EXERCISE REQUIREMENTS.
1. In the reviewer report on the TOAST classification study, how many patients were screened?
2. From the reviewer report on the TOAST classification study, extract the part that opens with the words containing "Included strokes were" and closes with "have been missed.".

EXTRACT PROVIDED.
'''
Is the TOAST Classification Suitable for Use in Personalized Medicine in Ischemic Stroke?

Round 1

Reviewer 1 Report

The author present an evaluation of 99 stroke patients with regard to TOAST classification and some measures of large and small vessel disease. They conclude that imaging characteristics of small vessel disease and other markers of large and small vessel disease are present among all TOAST subgroups. According to the authors, TOAST criteria are insufficient in determining stroke etiology. Other subclassification systems of stroke etiology are discussed briefly. 

 

There are several limitations to the study, some of which have been mentioned by the authors.

687 patients were screened but only 99 were included. Unfortunately, 118 patients were excluded due to limited inclusion resources. The exclusion of more than three quarters of patients that were candidates for inclusion might have introduced considerable bias. The study size is rather limited which limits statistical power. There has obviously been no prior statistical power calculation to estimate the necessary sample size. Severe strokes and demented patients were excluded which limits generalizability of their findings.

Included strokes were “clinically verified”. This seems to imply that some of them had no imaging correlates. If so, how many of them?

As only few patients underwent echocardiography und ECG monitoring was limited to 48 hours, some cases of cardioembolic etiology might have been missed.
'''
LISTED RECORDS.
'''
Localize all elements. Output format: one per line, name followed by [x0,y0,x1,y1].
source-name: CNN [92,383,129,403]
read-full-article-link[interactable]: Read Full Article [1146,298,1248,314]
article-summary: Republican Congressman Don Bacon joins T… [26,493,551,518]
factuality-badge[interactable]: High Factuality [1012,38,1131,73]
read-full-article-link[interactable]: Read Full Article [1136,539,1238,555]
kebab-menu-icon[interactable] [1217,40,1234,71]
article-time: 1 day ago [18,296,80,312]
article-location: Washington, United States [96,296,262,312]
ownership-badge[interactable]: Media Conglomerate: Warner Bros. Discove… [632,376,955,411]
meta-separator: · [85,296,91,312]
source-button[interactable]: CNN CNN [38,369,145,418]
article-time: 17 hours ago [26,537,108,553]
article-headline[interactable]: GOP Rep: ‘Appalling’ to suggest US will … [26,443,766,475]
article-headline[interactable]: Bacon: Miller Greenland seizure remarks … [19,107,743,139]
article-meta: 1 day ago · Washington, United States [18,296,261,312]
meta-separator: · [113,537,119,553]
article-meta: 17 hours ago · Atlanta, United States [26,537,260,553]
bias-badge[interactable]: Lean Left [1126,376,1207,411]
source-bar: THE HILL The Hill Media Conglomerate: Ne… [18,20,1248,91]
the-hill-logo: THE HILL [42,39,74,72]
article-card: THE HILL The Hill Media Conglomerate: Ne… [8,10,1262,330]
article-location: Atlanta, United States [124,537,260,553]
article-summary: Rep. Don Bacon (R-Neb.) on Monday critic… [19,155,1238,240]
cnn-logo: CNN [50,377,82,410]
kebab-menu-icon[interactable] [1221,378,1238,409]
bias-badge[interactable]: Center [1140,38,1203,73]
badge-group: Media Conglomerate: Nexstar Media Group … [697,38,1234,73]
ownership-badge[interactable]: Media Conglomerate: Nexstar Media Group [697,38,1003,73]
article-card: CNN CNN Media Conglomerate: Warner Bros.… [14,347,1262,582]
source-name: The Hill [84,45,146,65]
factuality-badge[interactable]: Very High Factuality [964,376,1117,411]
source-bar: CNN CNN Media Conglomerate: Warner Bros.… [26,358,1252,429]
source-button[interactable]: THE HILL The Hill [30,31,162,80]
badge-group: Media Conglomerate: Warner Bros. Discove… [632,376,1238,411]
'''
OUTPUTS IN ORDER.
1. 687 patients were screened.

2.
Included strokes were “clinically verified”. This seems to imply that some of them had no imaging correlates. If so, how many of them?

As only few patients underwent echocardiography und ECG monitoring was limited to 48 hours, some cases of cardioembolic etiology might have been missed.